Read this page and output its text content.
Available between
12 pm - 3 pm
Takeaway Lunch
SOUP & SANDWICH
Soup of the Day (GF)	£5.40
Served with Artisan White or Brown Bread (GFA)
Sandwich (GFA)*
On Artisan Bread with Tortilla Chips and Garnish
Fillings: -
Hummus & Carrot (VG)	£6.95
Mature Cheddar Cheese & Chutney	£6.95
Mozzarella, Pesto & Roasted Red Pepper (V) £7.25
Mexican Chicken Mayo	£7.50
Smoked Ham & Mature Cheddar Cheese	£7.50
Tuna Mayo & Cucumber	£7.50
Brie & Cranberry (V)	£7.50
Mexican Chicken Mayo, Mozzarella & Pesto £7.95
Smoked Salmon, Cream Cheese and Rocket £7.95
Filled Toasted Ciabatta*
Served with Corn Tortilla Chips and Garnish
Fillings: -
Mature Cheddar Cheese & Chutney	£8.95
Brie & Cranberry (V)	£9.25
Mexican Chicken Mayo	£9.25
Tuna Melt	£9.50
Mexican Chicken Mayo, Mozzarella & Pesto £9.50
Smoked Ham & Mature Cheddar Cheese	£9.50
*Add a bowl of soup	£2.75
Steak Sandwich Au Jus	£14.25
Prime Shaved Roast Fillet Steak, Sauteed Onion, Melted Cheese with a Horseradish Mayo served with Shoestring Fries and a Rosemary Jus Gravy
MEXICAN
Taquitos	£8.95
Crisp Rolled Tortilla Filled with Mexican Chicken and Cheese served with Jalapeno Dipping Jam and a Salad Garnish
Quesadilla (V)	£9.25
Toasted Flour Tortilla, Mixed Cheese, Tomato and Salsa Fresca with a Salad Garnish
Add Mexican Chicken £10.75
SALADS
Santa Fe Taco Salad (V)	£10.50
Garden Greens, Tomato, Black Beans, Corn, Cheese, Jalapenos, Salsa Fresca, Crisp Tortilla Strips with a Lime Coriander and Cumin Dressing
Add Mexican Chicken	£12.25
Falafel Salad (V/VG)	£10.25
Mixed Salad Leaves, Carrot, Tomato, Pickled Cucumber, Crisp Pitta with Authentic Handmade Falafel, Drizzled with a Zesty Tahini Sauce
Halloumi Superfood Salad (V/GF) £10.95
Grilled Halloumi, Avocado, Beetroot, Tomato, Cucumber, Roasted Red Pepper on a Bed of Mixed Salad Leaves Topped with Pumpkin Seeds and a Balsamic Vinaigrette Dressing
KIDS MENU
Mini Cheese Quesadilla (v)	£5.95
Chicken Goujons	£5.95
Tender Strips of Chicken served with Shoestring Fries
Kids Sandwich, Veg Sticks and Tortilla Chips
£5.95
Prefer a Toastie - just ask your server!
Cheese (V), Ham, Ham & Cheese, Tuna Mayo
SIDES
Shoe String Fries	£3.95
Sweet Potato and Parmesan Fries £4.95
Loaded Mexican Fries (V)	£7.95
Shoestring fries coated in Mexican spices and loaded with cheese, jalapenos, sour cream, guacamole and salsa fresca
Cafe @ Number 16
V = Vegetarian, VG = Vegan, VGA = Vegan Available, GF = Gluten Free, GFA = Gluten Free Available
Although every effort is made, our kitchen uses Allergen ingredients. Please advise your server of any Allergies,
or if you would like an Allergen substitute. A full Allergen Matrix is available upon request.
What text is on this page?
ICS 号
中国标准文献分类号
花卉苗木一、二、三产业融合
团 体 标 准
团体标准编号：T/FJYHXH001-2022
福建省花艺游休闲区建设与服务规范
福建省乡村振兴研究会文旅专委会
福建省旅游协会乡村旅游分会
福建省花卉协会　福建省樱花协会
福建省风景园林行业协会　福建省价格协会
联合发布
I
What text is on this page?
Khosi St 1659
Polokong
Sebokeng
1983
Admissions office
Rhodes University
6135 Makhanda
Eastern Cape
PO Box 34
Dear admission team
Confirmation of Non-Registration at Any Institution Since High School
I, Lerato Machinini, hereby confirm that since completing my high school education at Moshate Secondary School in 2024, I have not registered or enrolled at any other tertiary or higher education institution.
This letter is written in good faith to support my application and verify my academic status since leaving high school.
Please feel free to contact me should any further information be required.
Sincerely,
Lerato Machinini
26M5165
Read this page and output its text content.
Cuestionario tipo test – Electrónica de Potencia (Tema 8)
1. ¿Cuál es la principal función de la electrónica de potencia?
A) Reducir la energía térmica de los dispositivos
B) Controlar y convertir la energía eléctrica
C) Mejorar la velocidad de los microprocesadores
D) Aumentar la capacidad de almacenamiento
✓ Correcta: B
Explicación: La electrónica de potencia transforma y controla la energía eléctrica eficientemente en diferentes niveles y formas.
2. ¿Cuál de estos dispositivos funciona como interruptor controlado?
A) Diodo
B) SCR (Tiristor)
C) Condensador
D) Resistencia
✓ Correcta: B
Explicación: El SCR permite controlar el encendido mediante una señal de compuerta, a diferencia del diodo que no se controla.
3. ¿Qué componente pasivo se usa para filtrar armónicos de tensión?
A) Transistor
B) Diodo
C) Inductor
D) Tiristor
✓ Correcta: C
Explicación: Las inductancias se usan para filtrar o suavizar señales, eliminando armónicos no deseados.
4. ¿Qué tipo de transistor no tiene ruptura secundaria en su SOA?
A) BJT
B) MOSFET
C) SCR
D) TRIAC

Exercise objective -> In the entries above, locate every line with the word "Mozzarella" and copy it.

Finished exercise ->
Mozzarella, Pesto & Roasted Red Pepper (V) £7.25
Mexican Chicken Mayo, Mozzarella & Pesto £7.95
Mexican Chicken Mayo, Mozzarella & Pesto £9.50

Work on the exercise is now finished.